*** Passage given

Theatre blogs pop up online regularly these days, but the Charlebois Post Canada is promising for a couple reasons. Firstly, it's aiming to consider Canadian theatre from a national perspective, which is rare, and in both official languages, which is even rarer. Secondly, it's published by Gaëtan Charlebois, whose tenure as theatre critic at Montreal's Hour magazine I recall fondly. (He also founded the endlessly useful online Canadian Theatre Encyclopedia.)

Already, Charlebois's convinced playwrights like Brad Fraser and Jacob Richmond to write for the CharPo. He twisted my arm for a contribution too, which I cross-post below.

Judith Thompson's White Biting Dog won a Governor General's Award for drama in 1984, but does that actually mean it's any good? A new revival at Soulpepper Theatre Company has allowed Toronto critics to argue the question.

In his review of Nancy Palk's production for the website Stage Door, critic Christopher Hoile – who lost his mainstream regular outlet when Toronto weekly Eye recently morphed into critic-less The Grid – wondered how such an "absolute mess" could have ever won the G-G. "It was certainly not Soulpepper's intention, but this revival of Thompson's play with a cast who give it their all only demonstrates that it really is not 'the great Toronto play' that people have claimed it is," he wrote.

Meanwhile, in the National Post, Robert Cushman suggested that, perhaps, much canonized Canadian drama was weaker than its reputation. He ended his negative review of White Biting Dog with this not-quite non-sequitur: "If [Claudia]Dey hadn't given up writing plays she might rank with Michael Healey, John Mighton and Hannah Moscovitch among those who are producing work better than anything from the supposed Golden Age of Canadian drama."

Of course, not everyone agrees with that "supposed". Indeed, Robert Crew in the Toronto Star dished out a full four stars for Soulpepper's production of White Biting Dog and called Thompson's early work "one of the most important and influential Canadian plays of the last 30 years,", while NOW Magazine's Debbie Fein-Goldbach wasn't as keen on the production but wrote the play "feels as current as ever."

My reason for highlighting this White Biting Dog debate is simply to, well, highlight the fact that this debate is taking place at all. Isn't that marvelous? The old problem of a lack of revivals of English Canadian plays seems to have vanished – in Toronto, at least. In recent years, theatres have been reviving plays from the past with increasing frequency – and audiences and critics finally have an opportunity to have an informed conversation about our dramatic history, because, after all, plays only really exist off the page and on their feet.

******

*Written problem*
Please translate this sentence from the theatre blog post above into French: "A new revival at Soulpepper Theatre Company has allowed Toronto critics to argue the question."

*** Data provided

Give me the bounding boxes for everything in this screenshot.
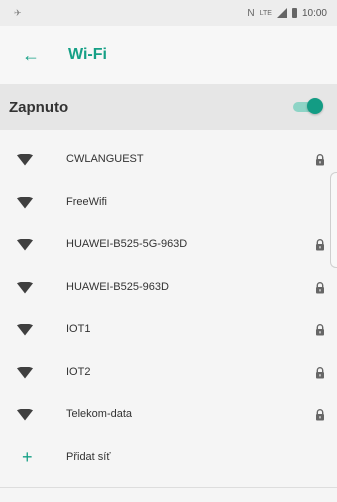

******

*Task solution*
Une nouvelle reprise à la Soulpepper Theatre Company a permis aux critiques de Toronto de débattre de la question.